### PROBLEM TO SOLVE
What is the number of lines that include the word "建议话术"? Provide only that figure.

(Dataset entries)
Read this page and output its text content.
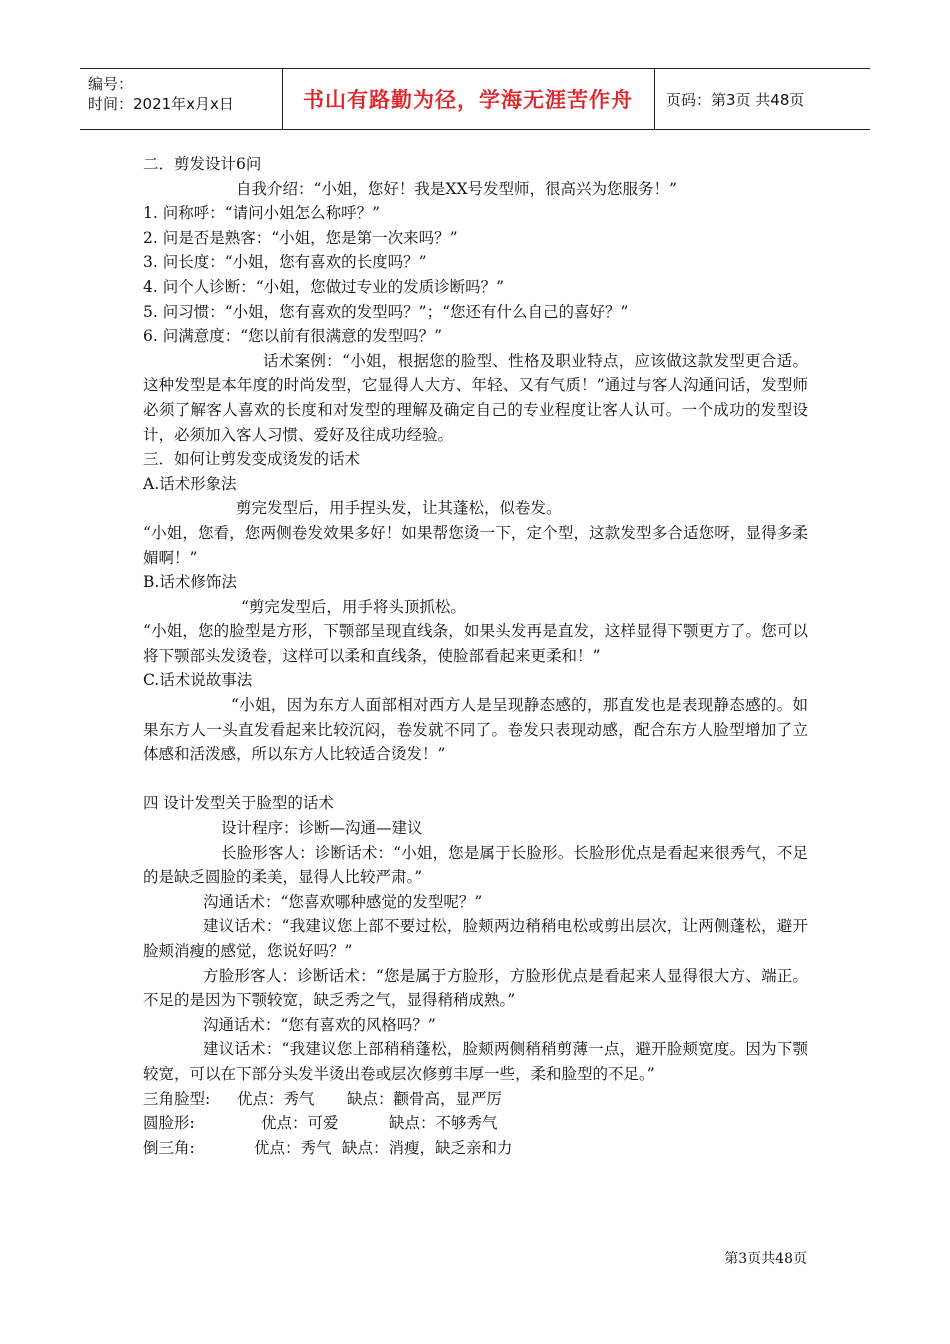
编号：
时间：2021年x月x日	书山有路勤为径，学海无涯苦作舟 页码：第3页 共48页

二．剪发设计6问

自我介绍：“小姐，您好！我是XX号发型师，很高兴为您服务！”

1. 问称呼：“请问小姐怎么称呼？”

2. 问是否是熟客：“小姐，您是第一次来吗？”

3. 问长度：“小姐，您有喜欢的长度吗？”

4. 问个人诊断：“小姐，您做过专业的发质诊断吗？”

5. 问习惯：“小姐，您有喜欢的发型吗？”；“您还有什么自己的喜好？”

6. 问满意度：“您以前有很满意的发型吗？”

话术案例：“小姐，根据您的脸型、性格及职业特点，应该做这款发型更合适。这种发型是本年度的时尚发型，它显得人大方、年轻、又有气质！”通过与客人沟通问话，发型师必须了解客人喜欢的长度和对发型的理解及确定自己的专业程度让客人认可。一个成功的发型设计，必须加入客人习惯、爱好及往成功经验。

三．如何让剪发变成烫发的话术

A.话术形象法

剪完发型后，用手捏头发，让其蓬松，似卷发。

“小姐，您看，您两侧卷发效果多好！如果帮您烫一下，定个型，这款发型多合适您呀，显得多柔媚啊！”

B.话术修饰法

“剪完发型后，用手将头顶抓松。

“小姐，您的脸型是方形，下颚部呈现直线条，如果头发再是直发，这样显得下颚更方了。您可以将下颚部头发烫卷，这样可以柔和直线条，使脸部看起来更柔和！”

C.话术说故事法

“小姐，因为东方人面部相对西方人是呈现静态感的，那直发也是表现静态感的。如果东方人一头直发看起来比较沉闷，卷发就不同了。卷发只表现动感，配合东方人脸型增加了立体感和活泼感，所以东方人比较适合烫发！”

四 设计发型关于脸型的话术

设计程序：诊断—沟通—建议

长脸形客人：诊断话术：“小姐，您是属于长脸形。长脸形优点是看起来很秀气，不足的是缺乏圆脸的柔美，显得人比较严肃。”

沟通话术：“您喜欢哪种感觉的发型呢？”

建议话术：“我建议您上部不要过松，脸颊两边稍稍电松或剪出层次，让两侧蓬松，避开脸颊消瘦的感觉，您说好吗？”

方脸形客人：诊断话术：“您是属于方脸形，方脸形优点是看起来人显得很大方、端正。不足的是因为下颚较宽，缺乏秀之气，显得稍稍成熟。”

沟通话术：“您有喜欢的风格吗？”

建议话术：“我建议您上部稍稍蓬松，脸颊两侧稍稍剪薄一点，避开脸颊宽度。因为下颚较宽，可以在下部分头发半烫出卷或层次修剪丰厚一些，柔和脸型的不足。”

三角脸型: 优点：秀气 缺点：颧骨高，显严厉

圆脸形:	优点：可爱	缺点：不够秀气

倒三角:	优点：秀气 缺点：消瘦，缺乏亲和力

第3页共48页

--

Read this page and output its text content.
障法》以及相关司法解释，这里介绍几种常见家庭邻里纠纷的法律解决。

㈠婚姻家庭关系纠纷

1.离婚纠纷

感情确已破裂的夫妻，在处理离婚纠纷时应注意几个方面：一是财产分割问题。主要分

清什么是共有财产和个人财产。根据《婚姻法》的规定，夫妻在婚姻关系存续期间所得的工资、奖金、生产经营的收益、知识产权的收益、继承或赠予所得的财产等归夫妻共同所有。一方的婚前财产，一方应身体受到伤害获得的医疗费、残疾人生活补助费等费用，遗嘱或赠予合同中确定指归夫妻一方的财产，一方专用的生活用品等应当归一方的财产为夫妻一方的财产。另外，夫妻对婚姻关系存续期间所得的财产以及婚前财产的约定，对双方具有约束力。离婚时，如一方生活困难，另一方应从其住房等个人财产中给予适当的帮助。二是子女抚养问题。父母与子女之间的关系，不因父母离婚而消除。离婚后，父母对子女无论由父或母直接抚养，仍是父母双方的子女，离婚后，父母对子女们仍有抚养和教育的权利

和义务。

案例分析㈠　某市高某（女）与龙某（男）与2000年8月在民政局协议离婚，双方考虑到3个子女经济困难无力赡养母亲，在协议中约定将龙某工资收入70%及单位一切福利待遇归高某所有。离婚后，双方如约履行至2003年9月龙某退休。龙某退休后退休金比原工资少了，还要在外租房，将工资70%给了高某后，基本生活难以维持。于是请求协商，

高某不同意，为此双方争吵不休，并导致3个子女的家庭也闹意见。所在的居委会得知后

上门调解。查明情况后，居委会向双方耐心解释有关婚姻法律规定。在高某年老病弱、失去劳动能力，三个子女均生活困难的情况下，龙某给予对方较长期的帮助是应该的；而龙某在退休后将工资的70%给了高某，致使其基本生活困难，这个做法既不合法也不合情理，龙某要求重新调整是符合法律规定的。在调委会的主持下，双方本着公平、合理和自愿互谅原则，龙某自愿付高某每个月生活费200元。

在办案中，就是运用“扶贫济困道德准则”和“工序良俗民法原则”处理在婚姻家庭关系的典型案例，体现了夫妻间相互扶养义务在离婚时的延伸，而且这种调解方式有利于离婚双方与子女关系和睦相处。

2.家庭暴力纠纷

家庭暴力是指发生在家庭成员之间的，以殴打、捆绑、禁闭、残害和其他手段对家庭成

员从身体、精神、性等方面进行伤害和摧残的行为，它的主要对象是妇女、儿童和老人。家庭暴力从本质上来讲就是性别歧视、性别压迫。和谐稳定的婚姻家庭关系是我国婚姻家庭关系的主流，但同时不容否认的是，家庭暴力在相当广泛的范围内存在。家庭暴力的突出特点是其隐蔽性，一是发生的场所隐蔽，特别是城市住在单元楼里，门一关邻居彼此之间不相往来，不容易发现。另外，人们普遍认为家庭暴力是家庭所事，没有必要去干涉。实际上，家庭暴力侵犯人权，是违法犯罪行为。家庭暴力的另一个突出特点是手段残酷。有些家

### COMPLETE ANSWER
2